Exercise details: In the listing below, find every line with the string "распределения" and pull it out.

## BEGIN Exercise inputs

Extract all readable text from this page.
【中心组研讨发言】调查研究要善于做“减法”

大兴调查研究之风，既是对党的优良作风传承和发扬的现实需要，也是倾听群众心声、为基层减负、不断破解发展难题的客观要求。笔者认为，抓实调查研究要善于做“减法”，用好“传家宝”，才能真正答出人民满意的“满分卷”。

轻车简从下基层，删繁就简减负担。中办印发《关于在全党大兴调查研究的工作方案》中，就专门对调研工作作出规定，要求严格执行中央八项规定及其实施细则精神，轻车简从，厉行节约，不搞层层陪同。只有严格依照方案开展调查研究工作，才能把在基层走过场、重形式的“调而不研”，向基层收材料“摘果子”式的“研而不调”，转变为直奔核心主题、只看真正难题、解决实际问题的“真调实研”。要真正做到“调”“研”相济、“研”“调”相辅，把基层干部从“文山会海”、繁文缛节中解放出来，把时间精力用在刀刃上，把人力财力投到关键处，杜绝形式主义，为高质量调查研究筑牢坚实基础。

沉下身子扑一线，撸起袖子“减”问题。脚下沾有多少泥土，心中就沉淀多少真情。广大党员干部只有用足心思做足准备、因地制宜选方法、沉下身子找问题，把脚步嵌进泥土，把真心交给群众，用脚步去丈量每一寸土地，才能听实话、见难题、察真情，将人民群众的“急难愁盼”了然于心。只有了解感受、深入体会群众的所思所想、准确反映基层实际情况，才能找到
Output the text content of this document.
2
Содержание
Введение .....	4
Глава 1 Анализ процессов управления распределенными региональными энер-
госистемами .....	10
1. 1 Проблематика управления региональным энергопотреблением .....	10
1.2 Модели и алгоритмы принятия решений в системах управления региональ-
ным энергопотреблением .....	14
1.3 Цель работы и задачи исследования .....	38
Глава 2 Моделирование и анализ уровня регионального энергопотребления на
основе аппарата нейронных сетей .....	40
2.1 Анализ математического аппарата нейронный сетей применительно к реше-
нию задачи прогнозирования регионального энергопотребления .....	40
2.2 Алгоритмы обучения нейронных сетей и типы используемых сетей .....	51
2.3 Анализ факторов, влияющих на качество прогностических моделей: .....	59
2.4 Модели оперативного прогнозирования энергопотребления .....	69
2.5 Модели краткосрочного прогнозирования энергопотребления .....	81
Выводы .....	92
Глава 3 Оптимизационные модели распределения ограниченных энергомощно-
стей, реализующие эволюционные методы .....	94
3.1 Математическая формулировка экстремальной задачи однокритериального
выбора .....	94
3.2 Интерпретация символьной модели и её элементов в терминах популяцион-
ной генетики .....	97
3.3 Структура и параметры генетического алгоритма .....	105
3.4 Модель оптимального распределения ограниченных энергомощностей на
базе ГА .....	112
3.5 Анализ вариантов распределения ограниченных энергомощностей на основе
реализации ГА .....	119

## END Exercise inputs

Task output:
Глава 3 Оптимизационные модели распределения ограниченных энергомощно-
3.4 Модель оптимального распределения ограниченных энергомощностей на
3.5 Анализ вариантов распределения ограниченных энергомощностей на основе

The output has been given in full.